◆ **Text segment**:

◆ ◆ ◆

Apparently a few days ago, the higher ups at the corpse of a company that is Toys R Us made a statement claiming that “millenials not having kids” is what killed their company. Not just that, but quite a few news agencies and “reputable” business sites are repeating this narrative in what seems like a never ending war against those born in the mid to late 80’s and early 90’s.
What a complete and utter load of bullshit.
The argument is basically this – “Millenials” (for the record, I bloody hate that term) are not having children at rates like previous generations, and that has resulted in lessened sales overall in baby and children oriented products. I’m heavily paraphrasing, of course, but as it stands I don’t want to waste more time than necessary reading the absurd anti 25-35 year old drivel coming from the oligarchy that is big business.
The basic premise is somewhat true – birth rates have been reportedly dropping in the U.S. with 2016 being one of the worst years for this. So sure, we’re popping out fewer kids, and often waiting till 30 and above to have children.
Toys R Us says millennials not having kids hurt the company — and it could be because of a looming ‘demographic time bomb’ https://t.co/nh8a0dEpr5 pic.twitter.com/blnII7yZji
— Business Insider (@BusinessInsider) March 19, 2018
So fucking what?
People still have kids. Often, and constantly. I know people who are barely 22 and have 3 kids already. I have friends at my age who have no kids, and some who have 6 kids. Shit’s strange, but the fact remains people are popping out kids at a fine enough rate, I’d say.
Weird, I thought what hurt Toys R Us (and dozens of other retailers who went under) were leveraged buyouts by private equity that saddled them with billions in debt they could never hope to pay.
But no, I'm sure it was those darned millennials again. https://t.co/55dVqVnKV9
— Nash, Now With Flavor Crystals (@Nash076) March 20, 2018
Business is supposed to scale to meet demand – if people are having fewer kids, alright, that’s fine, you scale the business down accordingly. Maybe, if you have to, close a store here or there, or cut back on inventory to compensate on sales that won’t happen.

◆ ◆ ◆

◆ **Bounding box prediction data**:
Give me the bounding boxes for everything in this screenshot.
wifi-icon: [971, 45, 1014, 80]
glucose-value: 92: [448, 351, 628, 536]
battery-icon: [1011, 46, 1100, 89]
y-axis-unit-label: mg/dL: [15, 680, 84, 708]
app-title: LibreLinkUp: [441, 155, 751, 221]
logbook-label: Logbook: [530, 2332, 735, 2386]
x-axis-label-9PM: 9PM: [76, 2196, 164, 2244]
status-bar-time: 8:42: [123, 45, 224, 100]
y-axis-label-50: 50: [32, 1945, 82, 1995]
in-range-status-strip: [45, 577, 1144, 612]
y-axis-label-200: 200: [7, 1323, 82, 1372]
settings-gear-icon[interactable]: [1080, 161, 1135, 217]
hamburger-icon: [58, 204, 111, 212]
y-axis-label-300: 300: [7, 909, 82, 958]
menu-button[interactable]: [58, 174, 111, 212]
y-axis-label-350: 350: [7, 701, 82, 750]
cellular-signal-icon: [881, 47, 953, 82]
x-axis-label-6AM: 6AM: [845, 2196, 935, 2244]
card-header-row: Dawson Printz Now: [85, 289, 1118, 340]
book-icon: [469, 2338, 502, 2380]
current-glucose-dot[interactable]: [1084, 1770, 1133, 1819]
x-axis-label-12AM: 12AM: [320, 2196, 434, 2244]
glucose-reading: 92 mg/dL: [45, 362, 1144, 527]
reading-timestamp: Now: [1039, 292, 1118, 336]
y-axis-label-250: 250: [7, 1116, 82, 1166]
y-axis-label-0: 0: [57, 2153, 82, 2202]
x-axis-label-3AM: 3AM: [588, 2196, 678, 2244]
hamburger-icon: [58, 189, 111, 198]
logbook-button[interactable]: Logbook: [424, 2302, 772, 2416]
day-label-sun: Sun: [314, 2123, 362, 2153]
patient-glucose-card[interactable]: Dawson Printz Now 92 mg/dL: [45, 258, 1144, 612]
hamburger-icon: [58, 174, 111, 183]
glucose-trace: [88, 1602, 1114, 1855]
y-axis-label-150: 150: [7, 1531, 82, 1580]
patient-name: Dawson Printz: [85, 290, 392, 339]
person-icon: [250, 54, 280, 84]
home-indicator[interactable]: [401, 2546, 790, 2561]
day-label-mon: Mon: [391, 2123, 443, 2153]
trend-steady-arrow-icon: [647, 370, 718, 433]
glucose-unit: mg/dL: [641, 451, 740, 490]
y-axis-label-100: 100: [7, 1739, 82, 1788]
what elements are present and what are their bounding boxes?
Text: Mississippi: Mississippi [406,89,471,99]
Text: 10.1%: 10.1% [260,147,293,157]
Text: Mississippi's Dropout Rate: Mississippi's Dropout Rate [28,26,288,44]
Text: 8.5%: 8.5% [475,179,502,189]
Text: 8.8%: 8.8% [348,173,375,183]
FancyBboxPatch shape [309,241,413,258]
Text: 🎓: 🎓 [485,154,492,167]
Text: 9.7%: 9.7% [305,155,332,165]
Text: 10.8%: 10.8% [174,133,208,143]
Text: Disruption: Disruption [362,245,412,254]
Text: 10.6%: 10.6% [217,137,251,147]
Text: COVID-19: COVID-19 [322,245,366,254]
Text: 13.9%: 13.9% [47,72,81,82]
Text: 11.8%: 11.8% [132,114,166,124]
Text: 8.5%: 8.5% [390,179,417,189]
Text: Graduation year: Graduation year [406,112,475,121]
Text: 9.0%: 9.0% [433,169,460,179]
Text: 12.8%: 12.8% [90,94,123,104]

◆ ◆ ◆

◆ **Work to complete**:
Output everything in the post about Toys R Us from "Weird, I thought" down to "that won’t happen.". The lines above have no connection to the post about Toys R Us.

◆ **Response to the exercise**:
Weird, I thought what hurt Toys R Us (and dozens of other retailers who went under) were leveraged buyouts by private equity that saddled them with billions in debt they could never hope to pay.
But no, I'm sure it was those darned millennials again. https://t.co/55dVqVnKV9
— Nash, Now With Flavor Crystals (@Nash076) March 20, 2018
Business is supposed to scale to meet demand – if people are having fewer kids, alright, that’s fine, you scale the business down accordingly. Maybe, if you have to, close a store here or there, or cut back on inventory to compensate on sales that won’t happen.